— Begin —

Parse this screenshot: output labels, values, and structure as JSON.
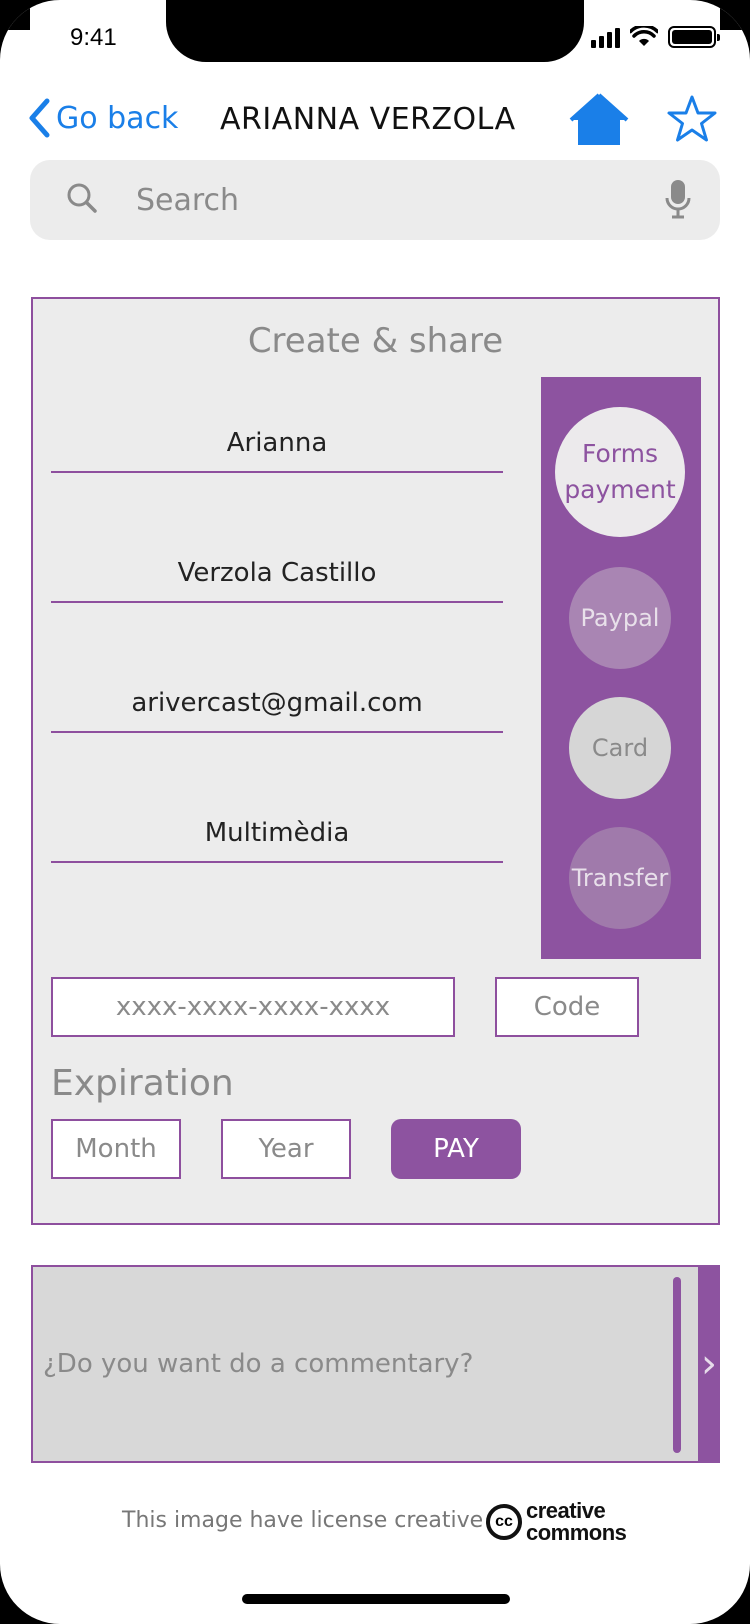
{
  "status_bar": {
    "time": "9:41"
  },
  "nav": {
    "back_label": "Go back",
    "title": "ARIANNA VERZOLA"
  },
  "search": {
    "placeholder": "Search"
  },
  "panel": {
    "title": "Create & share",
    "fields": {
      "first_name": "Arianna",
      "last_name": "Verzola Castillo",
      "email": "arivercast@gmail.com",
      "program": "Multimèdia"
    },
    "payment_methods": {
      "header": "Forms payment",
      "options": [
        "Paypal",
        "Card",
        "Transfer"
      ]
    },
    "card_number_placeholder": "xxxx-xxxx-xxxx-xxxx",
    "code_placeholder": "Code",
    "expiration_label": "Expiration",
    "month_placeholder": "Month",
    "year_placeholder": "Year",
    "pay_label": "PAY"
  },
  "comment": {
    "placeholder": "¿Do you want do a commentary?",
    "button_glyph": "›"
  },
  "footer": {
    "license_text": "This image have license creative",
    "logo_cc": "cc",
    "logo_word1": "creative",
    "logo_word2": "commons"
  },
  "colors": {
    "accent": "#8d53a0",
    "link": "#1a7fe8"
  }
}
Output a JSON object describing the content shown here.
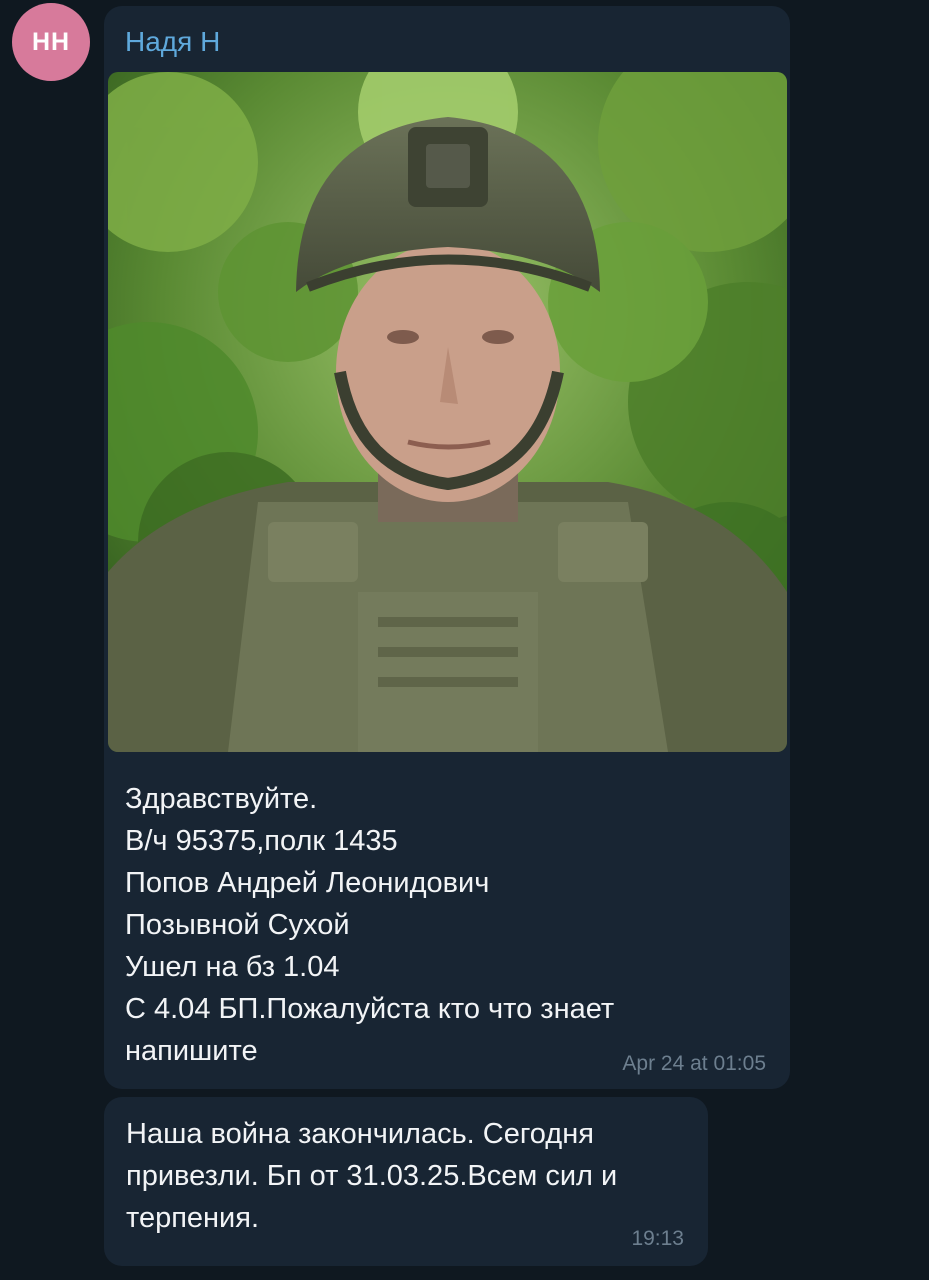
{
  "sender": {
    "name": "Надя Н",
    "initials": "НН",
    "avatar_color": "#d77a9b"
  },
  "messages": [
    {
      "lines": [
        "Здравствуйте.",
        "В/ч 95375,полк 1435",
        "Попов Андрей Леонидович",
        "Позывной Сухой",
        "Ушел на бз 1.04",
        "С 4.04 БП.Пожалуйста кто что знает",
        "напишите"
      ],
      "time": "Apr 24 at 01:05",
      "has_photo": true
    },
    {
      "lines": [
        "Наша война закончилась. Сегодня",
        "привезли. Бп от 31.03.25.Всем сил и",
        "терпения."
      ],
      "time": "19:13"
    }
  ],
  "colors": {
    "background": "#0f1820",
    "bubble": "#182533",
    "sender_name": "#5fa9dc",
    "text": "#f2f4f6",
    "time": "#6d7f8f"
  }
}
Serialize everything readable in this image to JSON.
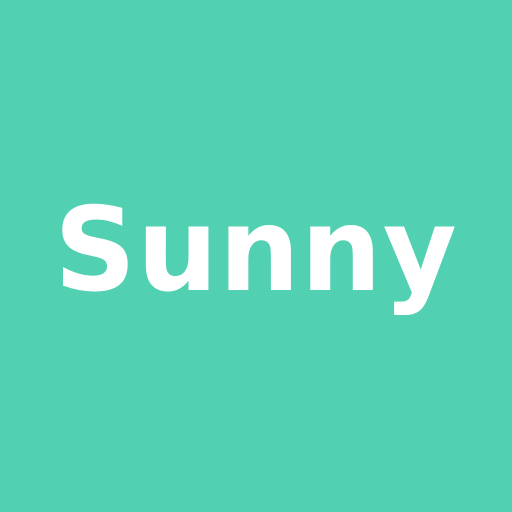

— End —

▶ Exercise brief
Skip the pictures and copy exactly the lines from the one containing "Output a JSON" through the end of the material, both ends included.

▶ Reply
Output a JSON object describing the content shown here.
{
  "sender": {
    "name": "Надя Н",
    "initials": "НН",
    "avatar_color": "#d77a9b"
  },
  "messages": [
    {
      "lines": [
        "Здравствуйте.",
        "В/ч 95375,полк 1435",
        "Попов Андрей Леонидович",
        "Позывной Сухой",
        "Ушел на бз 1.04",
        "С 4.04 БП.Пожалуйста кто что знает",
        "напишите"
      ],
      "time": "Apr 24 at 01:05",
      "has_photo": true
    },
    {
      "lines": [
        "Наша война закончилась. Сегодня",
        "привезли. Бп от 31.03.25.Всем сил и",
        "терпения."
      ],
      "time": "19:13"
    }
  ],
  "colors": {
    "background": "#0f1820",
    "bubble": "#182533",
    "sender_name": "#5fa9dc",
    "text": "#f2f4f6",
    "time": "#6d7f8f"
  }
}
Serialize everything readable in this image to JSON.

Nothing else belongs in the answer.